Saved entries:
--

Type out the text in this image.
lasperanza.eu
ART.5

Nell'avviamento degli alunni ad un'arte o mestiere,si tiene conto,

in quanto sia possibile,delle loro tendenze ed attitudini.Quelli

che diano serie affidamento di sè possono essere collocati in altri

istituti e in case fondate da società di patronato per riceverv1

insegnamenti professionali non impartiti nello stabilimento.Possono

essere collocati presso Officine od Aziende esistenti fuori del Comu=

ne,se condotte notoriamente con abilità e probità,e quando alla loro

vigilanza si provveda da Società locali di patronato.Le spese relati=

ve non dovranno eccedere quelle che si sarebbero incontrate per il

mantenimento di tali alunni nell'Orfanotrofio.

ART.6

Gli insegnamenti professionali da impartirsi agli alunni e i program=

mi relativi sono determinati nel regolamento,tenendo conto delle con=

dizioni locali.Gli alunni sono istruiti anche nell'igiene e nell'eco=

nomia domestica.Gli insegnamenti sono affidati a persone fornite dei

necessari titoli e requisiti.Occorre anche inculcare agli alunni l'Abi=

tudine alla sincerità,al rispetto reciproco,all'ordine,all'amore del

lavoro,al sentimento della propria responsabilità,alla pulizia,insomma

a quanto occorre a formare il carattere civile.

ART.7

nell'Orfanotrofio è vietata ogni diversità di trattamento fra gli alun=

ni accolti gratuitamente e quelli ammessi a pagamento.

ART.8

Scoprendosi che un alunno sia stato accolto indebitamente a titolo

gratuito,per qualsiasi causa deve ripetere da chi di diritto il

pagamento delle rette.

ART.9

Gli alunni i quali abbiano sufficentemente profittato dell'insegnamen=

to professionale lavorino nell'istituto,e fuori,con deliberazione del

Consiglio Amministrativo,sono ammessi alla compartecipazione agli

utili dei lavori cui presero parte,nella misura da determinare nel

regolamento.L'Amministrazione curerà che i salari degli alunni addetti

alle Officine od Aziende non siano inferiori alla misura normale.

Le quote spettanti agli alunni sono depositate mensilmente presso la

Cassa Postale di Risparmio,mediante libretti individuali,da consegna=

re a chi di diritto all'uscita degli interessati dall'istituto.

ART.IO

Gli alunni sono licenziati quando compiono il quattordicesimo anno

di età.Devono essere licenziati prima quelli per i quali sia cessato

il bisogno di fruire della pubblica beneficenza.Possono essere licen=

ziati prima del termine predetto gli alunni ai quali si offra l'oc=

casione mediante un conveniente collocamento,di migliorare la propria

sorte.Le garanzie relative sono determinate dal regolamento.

--

Repeat the material from above exactly, word for word.

SOLUTION TO THIS EXERCISE>
Type out the text in this image.
lasperanza.eu
ART.5

Nell'avviamento degli alunni ad un'arte o mestiere,si tiene conto,

in quanto sia possibile,delle loro tendenze ed attitudini.Quelli

che diano serie affidamento di sè possono essere collocati in altri

istituti e in case fondate da società di patronato per riceverv1

insegnamenti professionali non impartiti nello stabilimento.Possono

essere collocati presso Officine od Aziende esistenti fuori del Comu=

ne,se condotte notoriamente con abilità e probità,e quando alla loro

vigilanza si provveda da Società locali di patronato.Le spese relati=

ve non dovranno eccedere quelle che si sarebbero incontrate per il

mantenimento di tali alunni nell'Orfanotrofio.

ART.6

Gli insegnamenti professionali da impartirsi agli alunni e i program=

mi relativi sono determinati nel regolamento,tenendo conto delle con=

dizioni locali.Gli alunni sono istruiti anche nell'igiene e nell'eco=

nomia domestica.Gli insegnamenti sono affidati a persone fornite dei

necessari titoli e requisiti.Occorre anche inculcare agli alunni l'Abi=

tudine alla sincerità,al rispetto reciproco,all'ordine,all'amore del

lavoro,al sentimento della propria responsabilità,alla pulizia,insomma

a quanto occorre a formare il carattere civile.

ART.7

nell'Orfanotrofio è vietata ogni diversità di trattamento fra gli alun=

ni accolti gratuitamente e quelli ammessi a pagamento.

ART.8

Scoprendosi che un alunno sia stato accolto indebitamente a titolo

gratuito,per qualsiasi causa deve ripetere da chi di diritto il

pagamento delle rette.

ART.9

Gli alunni i quali abbiano sufficentemente profittato dell'insegnamen=

to professionale lavorino nell'istituto,e fuori,con deliberazione del

Consiglio Amministrativo,sono ammessi alla compartecipazione agli

utili dei lavori cui presero parte,nella misura da determinare nel

regolamento.L'Amministrazione curerà che i salari degli alunni addetti

alle Officine od Aziende non siano inferiori alla misura normale.

Le quote spettanti agli alunni sono depositate mensilmente presso la

Cassa Postale di Risparmio,mediante libretti individuali,da consegna=

re a chi di diritto all'uscita degli interessati dall'istituto.

ART.IO

Gli alunni sono licenziati quando compiono il quattordicesimo anno

di età.Devono essere licenziati prima quelli per i quali sia cessato

il bisogno di fruire della pubblica beneficenza.Possono essere licen=

ziati prima del termine predetto gli alunni ai quali si offra l'oc=

casione mediante un conveniente collocamento,di migliorare la propria

sorte.Le garanzie relative sono determinate dal regolamento.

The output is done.